**TASK OBJECTIVE:**
Copy every line of the data that includes the string "Marcela".

**INFORMATION PROVIDED:**
-------------------------
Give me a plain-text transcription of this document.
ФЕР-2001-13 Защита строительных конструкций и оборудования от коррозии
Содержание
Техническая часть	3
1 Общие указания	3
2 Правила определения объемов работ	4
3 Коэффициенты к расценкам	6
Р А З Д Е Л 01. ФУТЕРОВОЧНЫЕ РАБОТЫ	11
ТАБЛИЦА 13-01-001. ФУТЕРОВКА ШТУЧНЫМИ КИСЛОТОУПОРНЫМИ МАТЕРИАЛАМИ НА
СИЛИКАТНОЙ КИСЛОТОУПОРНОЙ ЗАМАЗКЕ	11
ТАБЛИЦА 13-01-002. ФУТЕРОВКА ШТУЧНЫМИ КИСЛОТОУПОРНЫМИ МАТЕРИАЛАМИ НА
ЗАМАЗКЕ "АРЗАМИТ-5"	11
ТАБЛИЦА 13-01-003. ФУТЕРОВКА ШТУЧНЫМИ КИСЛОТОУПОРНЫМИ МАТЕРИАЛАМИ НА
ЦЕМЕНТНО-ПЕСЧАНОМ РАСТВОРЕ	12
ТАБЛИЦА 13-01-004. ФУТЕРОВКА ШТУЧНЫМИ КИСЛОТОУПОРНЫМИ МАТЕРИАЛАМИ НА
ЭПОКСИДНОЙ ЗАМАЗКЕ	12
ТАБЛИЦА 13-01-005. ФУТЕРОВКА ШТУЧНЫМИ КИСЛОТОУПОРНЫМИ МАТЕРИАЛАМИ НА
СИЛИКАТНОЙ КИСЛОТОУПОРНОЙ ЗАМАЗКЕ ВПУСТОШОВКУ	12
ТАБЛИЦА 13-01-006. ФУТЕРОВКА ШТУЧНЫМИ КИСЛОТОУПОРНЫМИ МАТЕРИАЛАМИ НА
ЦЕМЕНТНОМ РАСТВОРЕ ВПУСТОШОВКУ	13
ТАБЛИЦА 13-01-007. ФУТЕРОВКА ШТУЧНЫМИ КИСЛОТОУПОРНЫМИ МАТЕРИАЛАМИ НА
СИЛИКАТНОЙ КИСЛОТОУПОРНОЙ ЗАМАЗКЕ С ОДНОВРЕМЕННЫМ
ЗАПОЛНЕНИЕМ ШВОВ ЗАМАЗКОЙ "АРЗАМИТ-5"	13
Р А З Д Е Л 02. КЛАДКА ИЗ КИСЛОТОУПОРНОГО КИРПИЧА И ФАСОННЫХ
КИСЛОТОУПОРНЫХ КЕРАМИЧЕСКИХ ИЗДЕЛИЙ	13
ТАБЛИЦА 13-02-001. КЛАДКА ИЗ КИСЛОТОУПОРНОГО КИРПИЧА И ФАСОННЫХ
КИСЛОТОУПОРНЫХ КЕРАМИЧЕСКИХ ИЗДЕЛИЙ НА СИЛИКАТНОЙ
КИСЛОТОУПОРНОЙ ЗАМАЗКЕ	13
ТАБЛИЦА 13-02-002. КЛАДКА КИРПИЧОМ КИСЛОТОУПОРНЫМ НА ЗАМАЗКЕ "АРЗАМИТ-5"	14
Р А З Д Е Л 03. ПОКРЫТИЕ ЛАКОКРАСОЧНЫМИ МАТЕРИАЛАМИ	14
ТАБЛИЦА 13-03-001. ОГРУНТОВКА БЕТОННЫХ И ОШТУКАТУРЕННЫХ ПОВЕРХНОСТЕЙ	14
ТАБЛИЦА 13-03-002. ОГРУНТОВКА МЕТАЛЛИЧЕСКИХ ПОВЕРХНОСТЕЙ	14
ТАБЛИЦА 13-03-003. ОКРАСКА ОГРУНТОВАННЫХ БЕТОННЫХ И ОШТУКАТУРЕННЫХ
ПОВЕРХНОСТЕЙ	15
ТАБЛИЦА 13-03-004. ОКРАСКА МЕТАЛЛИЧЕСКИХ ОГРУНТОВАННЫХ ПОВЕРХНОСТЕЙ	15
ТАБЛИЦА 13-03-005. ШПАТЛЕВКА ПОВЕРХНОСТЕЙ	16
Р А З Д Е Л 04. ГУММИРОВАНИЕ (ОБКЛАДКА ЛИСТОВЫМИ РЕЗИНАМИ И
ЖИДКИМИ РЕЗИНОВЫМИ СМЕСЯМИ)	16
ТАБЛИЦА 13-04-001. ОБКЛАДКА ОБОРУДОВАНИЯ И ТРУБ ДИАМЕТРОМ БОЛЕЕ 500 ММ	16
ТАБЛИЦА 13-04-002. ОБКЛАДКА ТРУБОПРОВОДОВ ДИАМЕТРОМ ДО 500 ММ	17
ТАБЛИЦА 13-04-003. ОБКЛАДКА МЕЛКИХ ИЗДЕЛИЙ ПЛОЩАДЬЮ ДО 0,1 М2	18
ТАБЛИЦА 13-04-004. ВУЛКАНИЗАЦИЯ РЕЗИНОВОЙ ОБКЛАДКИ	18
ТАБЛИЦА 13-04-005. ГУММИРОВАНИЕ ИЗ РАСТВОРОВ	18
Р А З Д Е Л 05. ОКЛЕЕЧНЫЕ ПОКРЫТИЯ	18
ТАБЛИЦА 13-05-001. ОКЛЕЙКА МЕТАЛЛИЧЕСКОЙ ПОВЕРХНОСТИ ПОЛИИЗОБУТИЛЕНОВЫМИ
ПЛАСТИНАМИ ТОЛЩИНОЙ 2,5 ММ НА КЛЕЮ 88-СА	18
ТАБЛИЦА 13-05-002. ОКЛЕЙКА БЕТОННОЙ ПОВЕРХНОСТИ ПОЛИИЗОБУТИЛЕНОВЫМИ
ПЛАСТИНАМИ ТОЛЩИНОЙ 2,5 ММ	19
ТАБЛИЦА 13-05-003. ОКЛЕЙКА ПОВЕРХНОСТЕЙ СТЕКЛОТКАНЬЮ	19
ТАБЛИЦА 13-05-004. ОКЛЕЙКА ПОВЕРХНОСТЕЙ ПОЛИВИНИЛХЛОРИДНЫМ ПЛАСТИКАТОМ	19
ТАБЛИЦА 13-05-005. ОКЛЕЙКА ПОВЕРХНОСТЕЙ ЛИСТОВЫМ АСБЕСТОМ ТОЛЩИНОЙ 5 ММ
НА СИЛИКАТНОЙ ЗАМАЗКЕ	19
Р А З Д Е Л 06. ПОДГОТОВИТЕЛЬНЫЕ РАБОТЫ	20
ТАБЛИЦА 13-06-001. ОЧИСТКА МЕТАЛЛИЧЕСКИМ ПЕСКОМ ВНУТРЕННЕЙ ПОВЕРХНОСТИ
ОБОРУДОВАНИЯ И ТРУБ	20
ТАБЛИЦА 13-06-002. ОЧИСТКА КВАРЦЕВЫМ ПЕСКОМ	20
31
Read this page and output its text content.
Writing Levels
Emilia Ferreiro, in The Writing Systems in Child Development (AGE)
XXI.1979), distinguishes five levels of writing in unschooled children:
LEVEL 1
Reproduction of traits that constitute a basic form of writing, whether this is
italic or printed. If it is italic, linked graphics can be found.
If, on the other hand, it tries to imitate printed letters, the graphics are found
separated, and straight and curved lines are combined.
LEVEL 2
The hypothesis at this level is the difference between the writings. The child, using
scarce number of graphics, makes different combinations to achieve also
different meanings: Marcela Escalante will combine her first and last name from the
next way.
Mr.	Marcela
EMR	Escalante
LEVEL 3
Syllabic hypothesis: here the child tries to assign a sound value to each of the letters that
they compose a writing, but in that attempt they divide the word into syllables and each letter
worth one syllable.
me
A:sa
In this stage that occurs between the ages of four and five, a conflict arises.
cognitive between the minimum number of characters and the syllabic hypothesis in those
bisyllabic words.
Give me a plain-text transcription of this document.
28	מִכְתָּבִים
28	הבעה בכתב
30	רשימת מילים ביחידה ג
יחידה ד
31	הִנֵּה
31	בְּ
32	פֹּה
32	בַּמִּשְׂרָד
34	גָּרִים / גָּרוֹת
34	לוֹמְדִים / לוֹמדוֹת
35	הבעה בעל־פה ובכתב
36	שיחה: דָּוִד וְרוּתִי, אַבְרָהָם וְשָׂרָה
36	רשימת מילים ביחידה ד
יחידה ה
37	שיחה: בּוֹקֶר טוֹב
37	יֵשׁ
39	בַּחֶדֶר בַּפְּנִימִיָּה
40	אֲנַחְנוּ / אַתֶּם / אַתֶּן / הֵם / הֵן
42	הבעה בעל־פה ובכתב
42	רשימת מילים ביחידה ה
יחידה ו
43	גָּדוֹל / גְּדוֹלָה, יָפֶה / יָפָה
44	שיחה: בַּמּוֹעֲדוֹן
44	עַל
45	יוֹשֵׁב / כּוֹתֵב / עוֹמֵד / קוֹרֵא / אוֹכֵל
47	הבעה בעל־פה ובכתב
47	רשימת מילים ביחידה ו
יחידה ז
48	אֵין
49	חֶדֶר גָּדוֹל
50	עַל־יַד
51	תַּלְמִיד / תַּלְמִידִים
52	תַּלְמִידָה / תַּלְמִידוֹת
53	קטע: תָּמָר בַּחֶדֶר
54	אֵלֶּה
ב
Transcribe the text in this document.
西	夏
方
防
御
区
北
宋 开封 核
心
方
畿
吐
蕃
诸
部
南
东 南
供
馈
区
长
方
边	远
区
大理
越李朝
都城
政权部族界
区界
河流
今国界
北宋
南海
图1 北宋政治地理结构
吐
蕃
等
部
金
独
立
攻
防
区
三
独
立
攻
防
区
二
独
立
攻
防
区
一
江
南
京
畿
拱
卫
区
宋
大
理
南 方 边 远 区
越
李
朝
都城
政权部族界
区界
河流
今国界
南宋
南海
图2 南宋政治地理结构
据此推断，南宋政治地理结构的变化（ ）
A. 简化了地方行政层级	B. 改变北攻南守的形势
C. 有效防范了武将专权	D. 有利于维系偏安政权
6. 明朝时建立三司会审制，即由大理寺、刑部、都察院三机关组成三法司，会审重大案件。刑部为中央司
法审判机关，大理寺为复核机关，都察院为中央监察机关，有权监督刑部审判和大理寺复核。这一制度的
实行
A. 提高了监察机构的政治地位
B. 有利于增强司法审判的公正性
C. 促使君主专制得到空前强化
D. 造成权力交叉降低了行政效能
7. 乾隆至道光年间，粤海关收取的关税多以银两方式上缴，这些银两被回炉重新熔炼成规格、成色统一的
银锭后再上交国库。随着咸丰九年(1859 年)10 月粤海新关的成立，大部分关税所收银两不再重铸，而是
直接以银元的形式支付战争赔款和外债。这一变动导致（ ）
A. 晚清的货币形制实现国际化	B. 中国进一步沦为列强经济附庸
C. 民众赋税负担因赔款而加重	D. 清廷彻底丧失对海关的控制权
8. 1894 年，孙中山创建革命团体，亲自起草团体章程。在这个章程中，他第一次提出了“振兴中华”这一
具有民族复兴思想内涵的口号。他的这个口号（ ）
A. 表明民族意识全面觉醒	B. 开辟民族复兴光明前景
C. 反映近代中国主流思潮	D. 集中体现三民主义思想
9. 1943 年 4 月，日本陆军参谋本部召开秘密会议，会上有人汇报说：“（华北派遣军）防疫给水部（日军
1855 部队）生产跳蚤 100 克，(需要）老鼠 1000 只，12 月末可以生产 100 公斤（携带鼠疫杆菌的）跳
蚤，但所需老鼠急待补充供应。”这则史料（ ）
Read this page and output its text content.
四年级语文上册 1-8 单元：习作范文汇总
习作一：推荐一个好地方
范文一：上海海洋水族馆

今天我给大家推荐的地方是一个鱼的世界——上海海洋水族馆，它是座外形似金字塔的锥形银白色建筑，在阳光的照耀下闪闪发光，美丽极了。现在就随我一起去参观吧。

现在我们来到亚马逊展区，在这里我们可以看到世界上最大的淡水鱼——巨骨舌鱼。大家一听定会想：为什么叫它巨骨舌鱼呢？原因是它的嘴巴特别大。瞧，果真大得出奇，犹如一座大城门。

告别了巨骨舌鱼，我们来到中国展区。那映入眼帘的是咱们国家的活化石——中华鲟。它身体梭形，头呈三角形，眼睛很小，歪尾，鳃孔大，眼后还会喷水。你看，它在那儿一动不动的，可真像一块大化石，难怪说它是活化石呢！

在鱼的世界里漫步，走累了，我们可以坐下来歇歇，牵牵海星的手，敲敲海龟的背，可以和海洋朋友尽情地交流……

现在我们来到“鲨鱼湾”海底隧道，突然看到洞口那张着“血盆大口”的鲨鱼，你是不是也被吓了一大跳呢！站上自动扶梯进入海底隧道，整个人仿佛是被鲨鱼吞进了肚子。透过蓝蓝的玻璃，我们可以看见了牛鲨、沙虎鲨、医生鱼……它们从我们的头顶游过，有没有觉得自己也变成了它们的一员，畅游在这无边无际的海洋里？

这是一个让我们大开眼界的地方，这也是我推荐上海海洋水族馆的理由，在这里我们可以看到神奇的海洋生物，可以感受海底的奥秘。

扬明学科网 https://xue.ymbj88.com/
-------------------------
**SOLUTION TO THE PROBLEM:**
different meanings: Marcela Escalante will combine her first and last name from the
Mr.	Marcela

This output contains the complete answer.